*** PROVIDED DATA

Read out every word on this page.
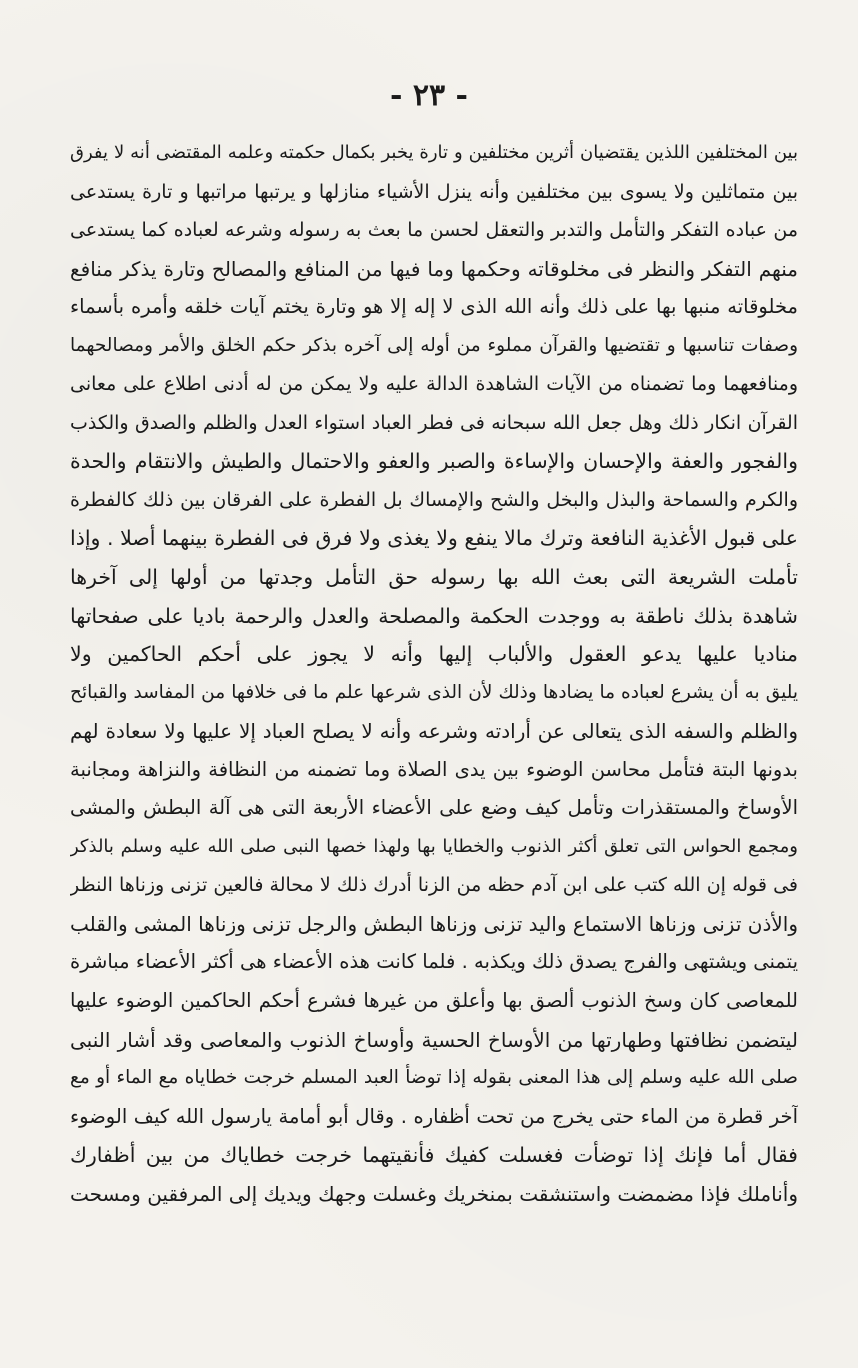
- ٢٣ -
بين المختلفين اللذين يقتضيان أثرين مختلفين و تارة يخبر بكمال حكمته وعلمه المقتضى أنه لا يفرق
بين متماثلين ولا يسوى بين مختلفين وأنه ينزل الأشياء منازلها و يرتبها مراتبها و تارة يستدعى
من عباده التفكر والتأمل والتدبر والتعقل لحسن ما بعث به رسوله وشرعه لعباده كما يستدعى
منهم التفكر والنظر فى مخلوقاته وحكمها وما فيها من المنافع والمصالح وتارة يذكر منافع
مخلوقاته منبها بها على ذلك وأنه الله الذى لا إله إلا هو وتارة يختم آيات خلقه وأمره بأسماء
وصفات تناسبها و تقتضيها والقرآن مملوء من أوله إلى آخره بذكر حكم الخلق والأمر ومصالحهما
ومنافعهما وما تضمناه من الآيات الشاهدة الدالة عليه ولا يمكن من له أدنى اطلاع على معانى
القرآن انكار ذلك وهل جعل الله سبحانه فى فطر العباد استواء العدل والظلم والصدق والكذب
والفجور والعفة والإحسان والإساءة والصبر والعفو والاحتمال والطيش والانتقام والحدة
والكرم والسماحة والبذل والبخل والشح والإمساك بل الفطرة على الفرقان بين ذلك كالفطرة
على قبول الأغذية النافعة وترك مالا ينفع ولا يغذى ولا فرق فى الفطرة بينهما أصلا . وإذا
تأملت الشريعة التى بعث الله بها رسوله حق التأمل وجدتها من أولها إلى آخرها
شاهدة بذلك ناطقة به ووجدت الحكمة والمصلحة والعدل والرحمة باديا على صفحاتها
مناديا عليها يدعو العقول والألباب إليها وأنه لا يجوز على أحكم الحاكمين ولا
يليق به أن يشرع لعباده ما يضادها وذلك لأن الذى شرعها علم ما فى خلافها من المفاسد والقبائح
والظلم والسفه الذى يتعالى عن أرادته وشرعه وأنه لا يصلح العباد إلا عليها ولا سعادة لهم
بدونها البتة فتأمل محاسن الوضوء بين يدى الصلاة وما تضمنه من النظافة والنزاهة ومجانبة
الأوساخ والمستقذرات وتأمل كيف وضع على الأعضاء الأربعة التى هى آلة البطش والمشى
ومجمع الحواس التى تعلق أكثر الذنوب والخطايا بها ولهذا خصها النبى صلى الله عليه وسلم بالذكر
فى قوله إن الله كتب على ابن آدم حظه من الزنا أدرك ذلك لا محالة فالعين تزنى وزناها النظر
والأذن تزنى وزناها الاستماع واليد تزنى وزناها البطش والرجل تزنى وزناها المشى والقلب
يتمنى ويشتهى والفرج يصدق ذلك ويكذبه . فلما كانت هذه الأعضاء هى أكثر الأعضاء مباشرة
للمعاصى كان وسخ الذنوب ألصق بها وأعلق من غيرها فشرع أحكم الحاكمين الوضوء عليها
ليتضمن نظافتها وطهارتها من الأوساخ الحسية وأوساخ الذنوب والمعاصى وقد أشار النبى
صلى الله عليه وسلم إلى هذا المعنى بقوله إذا توضأ العبد المسلم خرجت خطاياه مع الماء أو مع
آخر قطرة من الماء حتى يخرج من تحت أظفاره . وقال أبو أمامة يارسول الله كيف الوضوء
فقال أما فإنك إذا توضأت فغسلت كفيك فأنقيتهما خرجت خطاياك من بين أظفارك
وأناملك فإذا مضمضت واستنشقت بمنخريك وغسلت وجهك ويديك إلى المرفقين ومسحت
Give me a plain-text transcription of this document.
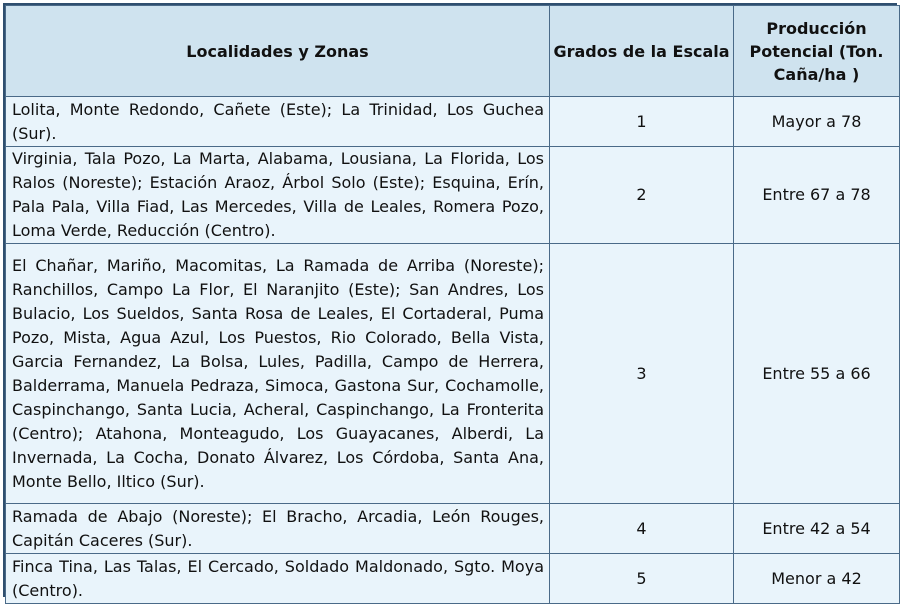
Localidades y Zonas	Grados de la Escala	Producción Potencial (Ton. Caña/ha )
Lolita, Monte Redondo, Cañete (Este); La Trinidad, Los Guchea (Sur).	1	Mayor a 78
Virginia, Tala Pozo, La Marta, Alabama, Lousiana, La Florida, Los Ralos (Noreste); Estación Araoz, Árbol Solo (Este); Esquina, Erín, Pala Pala, Villa Fiad, Las Mercedes, Villa de Leales, Romera Pozo, Loma Verde, Reducción (Centro).	2	Entre 67 a 78
El Chañar, Mariño, Macomitas, La Ramada de Arriba (Noreste); Ranchillos, Campo La Flor, El Naranjito (Este); San Andres, Los Bulacio, Los Sueldos, Santa Rosa de Leales, El Cortaderal, Puma Pozo, Mista, Agua Azul, Los Puestos, Rio Colorado, Bella Vista, Garcia Fernandez, La Bolsa, Lules, Padilla, Campo de Herrera, Balderrama, Manuela Pedraza, Simoca, Gastona Sur, Cochamolle, Caspinchango, Santa Lucia, Acheral, Caspinchango, La Fronterita (Centro); Atahona, Monteagudo, Los Guayacanes, Alberdi, La Invernada, La Cocha, Donato Álvarez, Los Córdoba, Santa Ana, Monte Bello, Iltico (Sur).	3	Entre 55 a 66
Ramada de Abajo (Noreste); El Bracho, Arcadia, León Rouges, Capitán Caceres (Sur).	4	Entre 42 a 54
Finca Tina, Las Talas, El Cercado, Soldado Maldonado, Sgto. Moya (Centro).	5	Menor a 42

******

YOUR OBJECTIVE »
Your copy should match the entries exactly, minus the pictures.

EXERCISE OUTPUT »
Read out every word on this page.
- ٢٣ -
بين المختلفين اللذين يقتضيان أثرين مختلفين و تارة يخبر بكمال حكمته وعلمه المقتضى أنه لا يفرق
بين متماثلين ولا يسوى بين مختلفين وأنه ينزل الأشياء منازلها و يرتبها مراتبها و تارة يستدعى
من عباده التفكر والتأمل والتدبر والتعقل لحسن ما بعث به رسوله وشرعه لعباده كما يستدعى
منهم التفكر والنظر فى مخلوقاته وحكمها وما فيها من المنافع والمصالح وتارة يذكر منافع
مخلوقاته منبها بها على ذلك وأنه الله الذى لا إله إلا هو وتارة يختم آيات خلقه وأمره بأسماء
وصفات تناسبها و تقتضيها والقرآن مملوء من أوله إلى آخره بذكر حكم الخلق والأمر ومصالحهما
ومنافعهما وما تضمناه من الآيات الشاهدة الدالة عليه ولا يمكن من له أدنى اطلاع على معانى
القرآن انكار ذلك وهل جعل الله سبحانه فى فطر العباد استواء العدل والظلم والصدق والكذب
والفجور والعفة والإحسان والإساءة والصبر والعفو والاحتمال والطيش والانتقام والحدة
والكرم والسماحة والبذل والبخل والشح والإمساك بل الفطرة على الفرقان بين ذلك كالفطرة
على قبول الأغذية النافعة وترك مالا ينفع ولا يغذى ولا فرق فى الفطرة بينهما أصلا . وإذا
تأملت الشريعة التى بعث الله بها رسوله حق التأمل وجدتها من أولها إلى آخرها
شاهدة بذلك ناطقة به ووجدت الحكمة والمصلحة والعدل والرحمة باديا على صفحاتها
مناديا عليها يدعو العقول والألباب إليها وأنه لا يجوز على أحكم الحاكمين ولا
يليق به أن يشرع لعباده ما يضادها وذلك لأن الذى شرعها علم ما فى خلافها من المفاسد والقبائح
والظلم والسفه الذى يتعالى عن أرادته وشرعه وأنه لا يصلح العباد إلا عليها ولا سعادة لهم
بدونها البتة فتأمل محاسن الوضوء بين يدى الصلاة وما تضمنه من النظافة والنزاهة ومجانبة
الأوساخ والمستقذرات وتأمل كيف وضع على الأعضاء الأربعة التى هى آلة البطش والمشى
ومجمع الحواس التى تعلق أكثر الذنوب والخطايا بها ولهذا خصها النبى صلى الله عليه وسلم بالذكر
فى قوله إن الله كتب على ابن آدم حظه من الزنا أدرك ذلك لا محالة فالعين تزنى وزناها النظر
والأذن تزنى وزناها الاستماع واليد تزنى وزناها البطش والرجل تزنى وزناها المشى والقلب
يتمنى ويشتهى والفرج يصدق ذلك ويكذبه . فلما كانت هذه الأعضاء هى أكثر الأعضاء مباشرة
للمعاصى كان وسخ الذنوب ألصق بها وأعلق من غيرها فشرع أحكم الحاكمين الوضوء عليها
ليتضمن نظافتها وطهارتها من الأوساخ الحسية وأوساخ الذنوب والمعاصى وقد أشار النبى
صلى الله عليه وسلم إلى هذا المعنى بقوله إذا توضأ العبد المسلم خرجت خطاياه مع الماء أو مع
آخر قطرة من الماء حتى يخرج من تحت أظفاره . وقال أبو أمامة يارسول الله كيف الوضوء
فقال أما فإنك إذا توضأت فغسلت كفيك فأنقيتهما خرجت خطاياك من بين أظفارك
وأناملك فإذا مضمضت واستنشقت بمنخريك وغسلت وجهك ويديك إلى المرفقين ومسحت
Give me a plain-text transcription of this document.
Localidades y Zonas	Grados de la Escala	Producción Potencial (Ton. Caña/ha )
Lolita, Monte Redondo, Cañete (Este); La Trinidad, Los Guchea (Sur).	1	Mayor a 78
Virginia, Tala Pozo, La Marta, Alabama, Lousiana, La Florida, Los Ralos (Noreste); Estación Araoz, Árbol Solo (Este); Esquina, Erín, Pala Pala, Villa Fiad, Las Mercedes, Villa de Leales, Romera Pozo, Loma Verde, Reducción (Centro).	2	Entre 67 a 78
El Chañar, Mariño, Macomitas, La Ramada de Arriba (Noreste); Ranchillos, Campo La Flor, El Naranjito (Este); San Andres, Los Bulacio, Los Sueldos, Santa Rosa de Leales, El Cortaderal, Puma Pozo, Mista, Agua Azul, Los Puestos, Rio Colorado, Bella Vista, Garcia Fernandez, La Bolsa, Lules, Padilla, Campo de Herrera, Balderrama, Manuela Pedraza, Simoca, Gastona Sur, Cochamolle, Caspinchango, Santa Lucia, Acheral, Caspinchango, La Fronterita (Centro); Atahona, Monteagudo, Los Guayacanes, Alberdi, La Invernada, La Cocha, Donato Álvarez, Los Córdoba, Santa Ana, Monte Bello, Iltico (Sur).	3	Entre 55 a 66
Ramada de Abajo (Noreste); El Bracho, Arcadia, León Rouges, Capitán Caceres (Sur).	4	Entre 42 a 54
Finca Tina, Las Talas, El Cercado, Soldado Maldonado, Sgto. Moya (Centro).	5	Menor a 42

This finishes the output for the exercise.